- Written task: Scan the following material for the string "University" and copy each line in which it appears.

— begin —

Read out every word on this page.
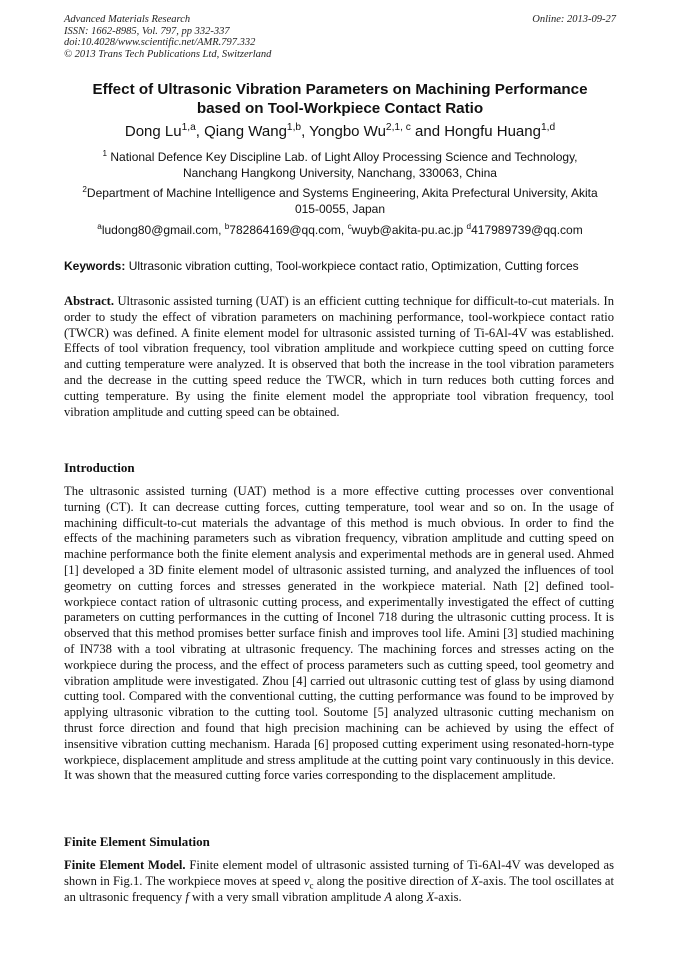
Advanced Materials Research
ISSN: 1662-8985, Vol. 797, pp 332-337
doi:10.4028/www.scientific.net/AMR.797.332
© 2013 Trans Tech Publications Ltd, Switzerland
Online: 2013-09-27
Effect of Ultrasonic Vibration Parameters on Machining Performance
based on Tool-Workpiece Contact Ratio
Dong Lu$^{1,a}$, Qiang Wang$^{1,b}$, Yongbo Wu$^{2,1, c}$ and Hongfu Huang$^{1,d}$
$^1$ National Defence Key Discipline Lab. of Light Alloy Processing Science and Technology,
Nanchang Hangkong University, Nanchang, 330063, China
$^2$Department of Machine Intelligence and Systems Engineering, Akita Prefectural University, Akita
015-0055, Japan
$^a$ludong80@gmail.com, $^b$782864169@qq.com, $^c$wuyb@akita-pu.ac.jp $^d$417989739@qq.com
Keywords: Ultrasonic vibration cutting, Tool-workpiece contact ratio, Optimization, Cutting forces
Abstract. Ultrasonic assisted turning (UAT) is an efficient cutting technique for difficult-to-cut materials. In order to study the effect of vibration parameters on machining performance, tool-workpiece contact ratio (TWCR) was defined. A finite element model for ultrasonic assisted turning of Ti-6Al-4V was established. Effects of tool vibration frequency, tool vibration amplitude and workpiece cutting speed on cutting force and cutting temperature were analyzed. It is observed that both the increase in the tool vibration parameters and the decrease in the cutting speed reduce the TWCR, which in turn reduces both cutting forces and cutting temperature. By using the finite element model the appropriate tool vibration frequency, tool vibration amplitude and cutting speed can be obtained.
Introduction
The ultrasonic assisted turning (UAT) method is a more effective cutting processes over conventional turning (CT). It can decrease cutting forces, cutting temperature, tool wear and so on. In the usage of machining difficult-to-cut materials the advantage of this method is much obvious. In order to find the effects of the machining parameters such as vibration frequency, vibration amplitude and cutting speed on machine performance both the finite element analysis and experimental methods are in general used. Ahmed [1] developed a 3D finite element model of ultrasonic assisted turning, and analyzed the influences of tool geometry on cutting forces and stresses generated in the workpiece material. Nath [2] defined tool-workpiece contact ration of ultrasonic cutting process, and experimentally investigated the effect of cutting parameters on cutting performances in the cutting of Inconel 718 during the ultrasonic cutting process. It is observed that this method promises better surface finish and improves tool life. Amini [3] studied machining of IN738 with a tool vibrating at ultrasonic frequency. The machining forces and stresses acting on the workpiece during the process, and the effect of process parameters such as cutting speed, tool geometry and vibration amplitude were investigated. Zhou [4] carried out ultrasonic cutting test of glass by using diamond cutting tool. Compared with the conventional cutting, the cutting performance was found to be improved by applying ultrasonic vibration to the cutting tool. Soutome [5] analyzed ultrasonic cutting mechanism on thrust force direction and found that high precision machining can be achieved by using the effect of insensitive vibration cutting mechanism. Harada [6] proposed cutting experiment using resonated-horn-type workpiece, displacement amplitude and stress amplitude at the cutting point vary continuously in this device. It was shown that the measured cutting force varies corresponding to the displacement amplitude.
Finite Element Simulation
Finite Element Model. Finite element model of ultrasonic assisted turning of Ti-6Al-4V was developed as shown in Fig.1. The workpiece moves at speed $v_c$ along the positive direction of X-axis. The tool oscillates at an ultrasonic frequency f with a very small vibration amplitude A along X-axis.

— end —

- Solution to this exercise:
Nanchang Hangkong University, Nanchang, 330063, China
$^2$Department of Machine Intelligence and Systems Engineering, Akita Prefectural University, Akita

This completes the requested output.